§ **Information shown**:
--------

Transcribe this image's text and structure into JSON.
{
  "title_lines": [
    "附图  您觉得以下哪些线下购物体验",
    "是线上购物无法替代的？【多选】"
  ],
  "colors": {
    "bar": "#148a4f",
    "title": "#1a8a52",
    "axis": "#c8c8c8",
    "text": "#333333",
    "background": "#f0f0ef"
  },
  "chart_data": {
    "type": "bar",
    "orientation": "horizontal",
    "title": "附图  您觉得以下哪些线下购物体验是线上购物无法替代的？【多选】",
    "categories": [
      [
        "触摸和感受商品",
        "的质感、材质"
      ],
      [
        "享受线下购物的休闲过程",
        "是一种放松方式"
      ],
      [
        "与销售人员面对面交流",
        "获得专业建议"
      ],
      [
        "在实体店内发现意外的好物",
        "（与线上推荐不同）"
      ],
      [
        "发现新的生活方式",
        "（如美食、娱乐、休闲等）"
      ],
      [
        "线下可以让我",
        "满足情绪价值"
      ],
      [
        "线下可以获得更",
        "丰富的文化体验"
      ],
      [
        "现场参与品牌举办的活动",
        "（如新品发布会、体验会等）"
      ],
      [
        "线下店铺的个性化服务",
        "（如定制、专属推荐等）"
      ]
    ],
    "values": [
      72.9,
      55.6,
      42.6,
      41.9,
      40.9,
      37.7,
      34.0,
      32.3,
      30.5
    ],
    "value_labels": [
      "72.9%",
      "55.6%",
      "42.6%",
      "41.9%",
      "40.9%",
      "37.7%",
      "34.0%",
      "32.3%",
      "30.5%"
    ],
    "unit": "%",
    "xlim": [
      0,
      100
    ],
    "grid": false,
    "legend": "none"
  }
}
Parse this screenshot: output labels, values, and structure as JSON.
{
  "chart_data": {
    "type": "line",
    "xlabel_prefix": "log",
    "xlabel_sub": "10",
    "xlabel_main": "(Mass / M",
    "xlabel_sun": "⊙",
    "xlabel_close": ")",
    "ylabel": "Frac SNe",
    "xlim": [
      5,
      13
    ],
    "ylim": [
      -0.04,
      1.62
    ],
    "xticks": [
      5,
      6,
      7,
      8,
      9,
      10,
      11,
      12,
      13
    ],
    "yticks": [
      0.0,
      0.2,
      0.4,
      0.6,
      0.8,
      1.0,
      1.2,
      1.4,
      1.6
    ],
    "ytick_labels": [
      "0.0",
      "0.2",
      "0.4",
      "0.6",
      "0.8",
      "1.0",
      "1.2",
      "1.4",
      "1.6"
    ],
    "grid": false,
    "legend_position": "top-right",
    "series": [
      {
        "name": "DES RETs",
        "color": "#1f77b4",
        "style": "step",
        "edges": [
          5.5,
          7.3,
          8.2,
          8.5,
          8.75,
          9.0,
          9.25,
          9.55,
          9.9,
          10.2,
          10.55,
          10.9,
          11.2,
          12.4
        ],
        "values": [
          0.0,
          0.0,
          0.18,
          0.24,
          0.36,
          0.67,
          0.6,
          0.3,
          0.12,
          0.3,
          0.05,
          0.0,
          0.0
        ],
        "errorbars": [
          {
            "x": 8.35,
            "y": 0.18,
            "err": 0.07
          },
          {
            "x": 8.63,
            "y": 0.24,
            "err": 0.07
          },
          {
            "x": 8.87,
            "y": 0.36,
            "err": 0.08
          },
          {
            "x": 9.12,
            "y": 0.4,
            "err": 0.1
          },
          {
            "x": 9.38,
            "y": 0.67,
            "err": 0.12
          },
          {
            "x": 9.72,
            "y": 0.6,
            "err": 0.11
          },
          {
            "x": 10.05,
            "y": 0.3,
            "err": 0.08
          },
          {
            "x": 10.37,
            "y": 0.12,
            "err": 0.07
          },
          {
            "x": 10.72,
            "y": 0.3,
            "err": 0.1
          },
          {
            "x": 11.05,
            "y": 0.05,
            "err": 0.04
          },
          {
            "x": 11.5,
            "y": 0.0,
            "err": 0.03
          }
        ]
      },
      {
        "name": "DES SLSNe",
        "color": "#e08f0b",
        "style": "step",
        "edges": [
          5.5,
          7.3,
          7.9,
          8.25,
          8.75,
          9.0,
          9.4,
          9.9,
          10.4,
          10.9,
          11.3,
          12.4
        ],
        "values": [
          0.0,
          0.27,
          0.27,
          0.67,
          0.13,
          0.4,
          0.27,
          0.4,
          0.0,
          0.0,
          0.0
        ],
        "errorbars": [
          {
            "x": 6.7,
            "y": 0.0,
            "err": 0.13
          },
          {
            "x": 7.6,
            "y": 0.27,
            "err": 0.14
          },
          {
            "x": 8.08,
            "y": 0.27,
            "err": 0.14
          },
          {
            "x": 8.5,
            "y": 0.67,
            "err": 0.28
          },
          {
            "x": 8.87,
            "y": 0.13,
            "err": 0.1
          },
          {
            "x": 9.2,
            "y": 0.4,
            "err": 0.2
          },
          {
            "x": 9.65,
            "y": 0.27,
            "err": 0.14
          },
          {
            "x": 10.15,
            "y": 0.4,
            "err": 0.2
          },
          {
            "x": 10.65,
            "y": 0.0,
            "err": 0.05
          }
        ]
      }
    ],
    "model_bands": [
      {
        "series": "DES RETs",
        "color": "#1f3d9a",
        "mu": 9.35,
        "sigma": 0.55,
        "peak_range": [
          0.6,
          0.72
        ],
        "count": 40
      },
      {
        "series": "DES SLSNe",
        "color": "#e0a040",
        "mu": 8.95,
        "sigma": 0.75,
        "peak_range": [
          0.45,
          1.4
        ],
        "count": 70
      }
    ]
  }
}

--------

§ **Short task**: Check each line of the entries above for the word "text". List the ones that have it.

§ **Answer to the task**:
Transcribe this image's text and structure into JSON.
    "text": "#333333",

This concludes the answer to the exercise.